_Exercise description:_ Reproduce every line of the material below without changing anything, and leave the pictures out of your copy.

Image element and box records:
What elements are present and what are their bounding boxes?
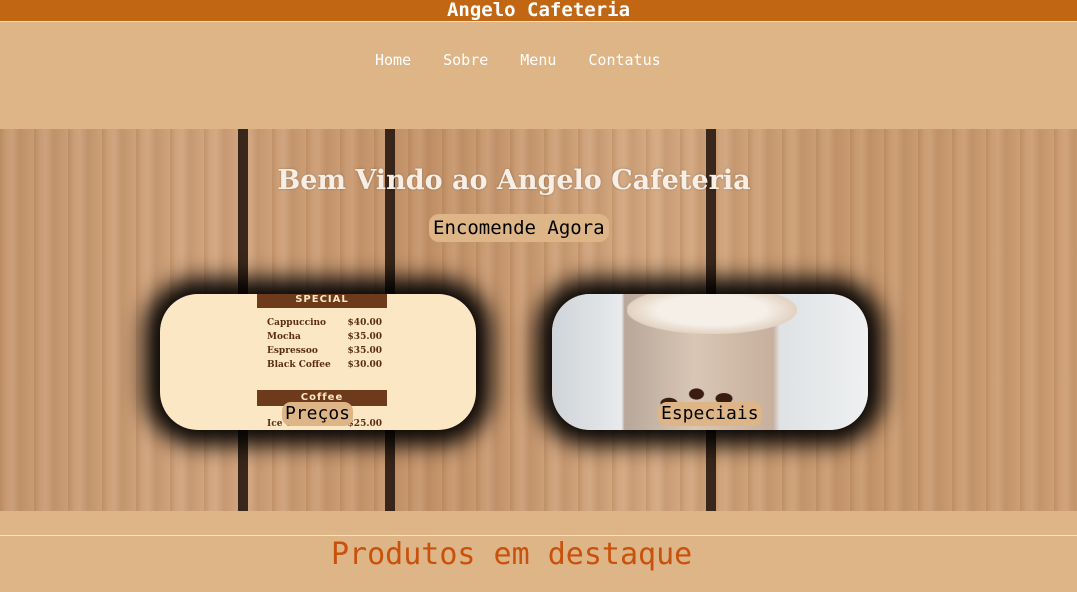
drink-cream [627, 294, 797, 334]
prices-card[interactable]: SPECIAL Cappuccino $40.00 Mocha $35.00 Esp… [160, 294, 476, 430]
site-title-bar: Angelo Cafeteria [0, 0, 1077, 22]
divider [0, 535, 1077, 536]
nav-home[interactable]: Home [375, 51, 411, 69]
nav-sobre[interactable]: Sobre [443, 51, 488, 69]
prices-label[interactable]: Preços [282, 402, 354, 426]
menu-banner-special: SPECIAL [257, 294, 387, 308]
specials-card[interactable]: Especiais [552, 294, 868, 430]
nav-menu[interactable]: Menu [520, 51, 556, 69]
menu-row: Cappuccino $40.00 [267, 318, 382, 328]
menu-row: Black Coffee $30.00 [267, 360, 382, 370]
nav-contatus[interactable]: Contatus [588, 51, 660, 69]
hero-title: Bem Vindo ao Angelo Cafeteria [277, 165, 751, 196]
menu-row: Mocha $35.00 [267, 332, 382, 342]
menu-row: Espressoo $35.00 [267, 346, 382, 356]
hero-section: Bem Vindo ao Angelo Cafeteria Encomende … [0, 129, 1077, 511]
site-title: Angelo Cafeteria [446, 0, 631, 21]
main-nav: Home Sobre Menu Contatus [0, 22, 1077, 129]
order-now-button[interactable]: Encomende Agora [429, 214, 609, 242]
featured-title: Produtos em destaque [331, 537, 693, 572]
specials-label[interactable]: Especiais [658, 402, 762, 426]
featured-section: Produtos em destaque [0, 511, 1077, 592]
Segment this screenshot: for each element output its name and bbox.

_Response to this exercise:_
What elements are present and what are their bounding boxes?
drink-cream [627, 294, 797, 334]
prices-card[interactable]: SPECIAL Cappuccino $40.00 Mocha $35.00 Esp… [160, 294, 476, 430]
site-title-bar: Angelo Cafeteria [0, 0, 1077, 22]
divider [0, 535, 1077, 536]
nav-home[interactable]: Home [375, 51, 411, 69]
nav-sobre[interactable]: Sobre [443, 51, 488, 69]
prices-label[interactable]: Preços [282, 402, 354, 426]
menu-banner-special: SPECIAL [257, 294, 387, 308]
specials-card[interactable]: Especiais [552, 294, 868, 430]
nav-menu[interactable]: Menu [520, 51, 556, 69]
menu-row: Cappuccino $40.00 [267, 318, 382, 328]
menu-row: Black Coffee $30.00 [267, 360, 382, 370]
nav-contatus[interactable]: Contatus [588, 51, 660, 69]
hero-title: Bem Vindo ao Angelo Cafeteria [277, 165, 751, 196]
menu-row: Mocha $35.00 [267, 332, 382, 342]
menu-row: Espressoo $35.00 [267, 346, 382, 356]
hero-section: Bem Vindo ao Angelo Cafeteria Encomende … [0, 129, 1077, 511]
site-title: Angelo Cafeteria [446, 0, 631, 21]
main-nav: Home Sobre Menu Contatus [0, 22, 1077, 129]
order-now-button[interactable]: Encomende Agora [429, 214, 609, 242]
featured-title: Produtos em destaque [331, 537, 693, 572]
specials-label[interactable]: Especiais [658, 402, 762, 426]
featured-section: Produtos em destaque [0, 511, 1077, 592]
Segment this screenshot: for each element output its name and bbox.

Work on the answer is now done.